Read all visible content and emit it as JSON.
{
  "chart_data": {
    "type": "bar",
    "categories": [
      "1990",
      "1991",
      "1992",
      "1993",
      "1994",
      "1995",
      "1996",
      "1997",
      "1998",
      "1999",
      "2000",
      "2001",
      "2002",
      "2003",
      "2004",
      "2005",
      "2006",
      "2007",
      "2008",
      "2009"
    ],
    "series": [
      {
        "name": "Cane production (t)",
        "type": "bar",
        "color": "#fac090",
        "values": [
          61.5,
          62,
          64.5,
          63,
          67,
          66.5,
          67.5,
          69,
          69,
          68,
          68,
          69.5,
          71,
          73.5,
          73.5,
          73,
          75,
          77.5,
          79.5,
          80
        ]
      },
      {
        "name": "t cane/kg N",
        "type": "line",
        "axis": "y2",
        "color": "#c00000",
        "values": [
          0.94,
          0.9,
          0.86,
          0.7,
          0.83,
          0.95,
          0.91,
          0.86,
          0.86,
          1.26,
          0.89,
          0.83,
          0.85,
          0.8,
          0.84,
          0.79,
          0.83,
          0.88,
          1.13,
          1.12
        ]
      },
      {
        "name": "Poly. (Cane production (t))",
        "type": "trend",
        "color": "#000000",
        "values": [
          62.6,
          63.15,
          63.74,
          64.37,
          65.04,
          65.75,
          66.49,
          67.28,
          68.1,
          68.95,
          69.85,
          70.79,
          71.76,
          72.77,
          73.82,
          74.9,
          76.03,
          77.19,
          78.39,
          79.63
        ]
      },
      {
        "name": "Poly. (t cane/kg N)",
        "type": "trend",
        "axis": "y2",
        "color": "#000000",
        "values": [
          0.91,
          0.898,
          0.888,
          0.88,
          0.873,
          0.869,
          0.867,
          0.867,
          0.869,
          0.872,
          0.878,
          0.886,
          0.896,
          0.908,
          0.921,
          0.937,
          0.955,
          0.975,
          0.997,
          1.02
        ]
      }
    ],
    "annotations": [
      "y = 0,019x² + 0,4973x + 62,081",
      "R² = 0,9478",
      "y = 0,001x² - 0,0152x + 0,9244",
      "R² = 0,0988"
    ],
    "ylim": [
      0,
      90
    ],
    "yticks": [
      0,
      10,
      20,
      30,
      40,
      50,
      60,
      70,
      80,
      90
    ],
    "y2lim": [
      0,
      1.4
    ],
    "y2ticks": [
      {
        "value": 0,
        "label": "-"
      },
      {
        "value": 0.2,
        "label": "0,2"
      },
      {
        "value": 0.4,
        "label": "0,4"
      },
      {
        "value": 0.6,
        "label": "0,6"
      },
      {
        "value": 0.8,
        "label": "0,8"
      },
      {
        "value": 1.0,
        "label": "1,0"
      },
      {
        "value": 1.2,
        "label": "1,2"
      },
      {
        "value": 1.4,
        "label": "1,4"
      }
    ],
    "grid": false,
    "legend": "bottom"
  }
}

▶ **PROBLEM DETAILS**
In this exercise, repeat all entries exactly.

▶ **RESPONSE**
Read all visible content and emit it as JSON.
{
  "chart_data": {
    "type": "bar",
    "categories": [
      "1990",
      "1991",
      "1992",
      "1993",
      "1994",
      "1995",
      "1996",
      "1997",
      "1998",
      "1999",
      "2000",
      "2001",
      "2002",
      "2003",
      "2004",
      "2005",
      "2006",
      "2007",
      "2008",
      "2009"
    ],
    "series": [
      {
        "name": "Cane production (t)",
        "type": "bar",
        "color": "#fac090",
        "values": [
          61.5,
          62,
          64.5,
          63,
          67,
          66.5,
          67.5,
          69,
          69,
          68,
          68,
          69.5,
          71,
          73.5,
          73.5,
          73,
          75,
          77.5,
          79.5,
          80
        ]
      },
      {
        "name": "t cane/kg N",
        "type": "line",
        "axis": "y2",
        "color": "#c00000",
        "values": [
          0.94,
          0.9,
          0.86,
          0.7,
          0.83,
          0.95,
          0.91,
          0.86,
          0.86,
          1.26,
          0.89,
          0.83,
          0.85,
          0.8,
          0.84,
          0.79,
          0.83,
          0.88,
          1.13,
          1.12
        ]
      },
      {
        "name": "Poly. (Cane production (t))",
        "type": "trend",
        "color": "#000000",
        "values": [
          62.6,
          63.15,
          63.74,
          64.37,
          65.04,
          65.75,
          66.49,
          67.28,
          68.1,
          68.95,
          69.85,
          70.79,
          71.76,
          72.77,
          73.82,
          74.9,
          76.03,
          77.19,
          78.39,
          79.63
        ]
      },
      {
        "name": "Poly. (t cane/kg N)",
        "type": "trend",
        "axis": "y2",
        "color": "#000000",
        "values": [
          0.91,
          0.898,
          0.888,
          0.88,
          0.873,
          0.869,
          0.867,
          0.867,
          0.869,
          0.872,
          0.878,
          0.886,
          0.896,
          0.908,
          0.921,
          0.937,
          0.955,
          0.975,
          0.997,
          1.02
        ]
      }
    ],
    "annotations": [
      "y = 0,019x² + 0,4973x + 62,081",
      "R² = 0,9478",
      "y = 0,001x² - 0,0152x + 0,9244",
      "R² = 0,0988"
    ],
    "ylim": [
      0,
      90
    ],
    "yticks": [
      0,
      10,
      20,
      30,
      40,
      50,
      60,
      70,
      80,
      90
    ],
    "y2lim": [
      0,
      1.4
    ],
    "y2ticks": [
      {
        "value": 0,
        "label": "-"
      },
      {
        "value": 0.2,
        "label": "0,2"
      },
      {
        "value": 0.4,
        "label": "0,4"
      },
      {
        "value": 0.6,
        "label": "0,6"
      },
      {
        "value": 0.8,
        "label": "0,8"
      },
      {
        "value": 1.0,
        "label": "1,0"
      },
      {
        "value": 1.2,
        "label": "1,2"
      },
      {
        "value": 1.4,
        "label": "1,4"
      }
    ],
    "grid": false,
    "legend": "bottom"
  }
}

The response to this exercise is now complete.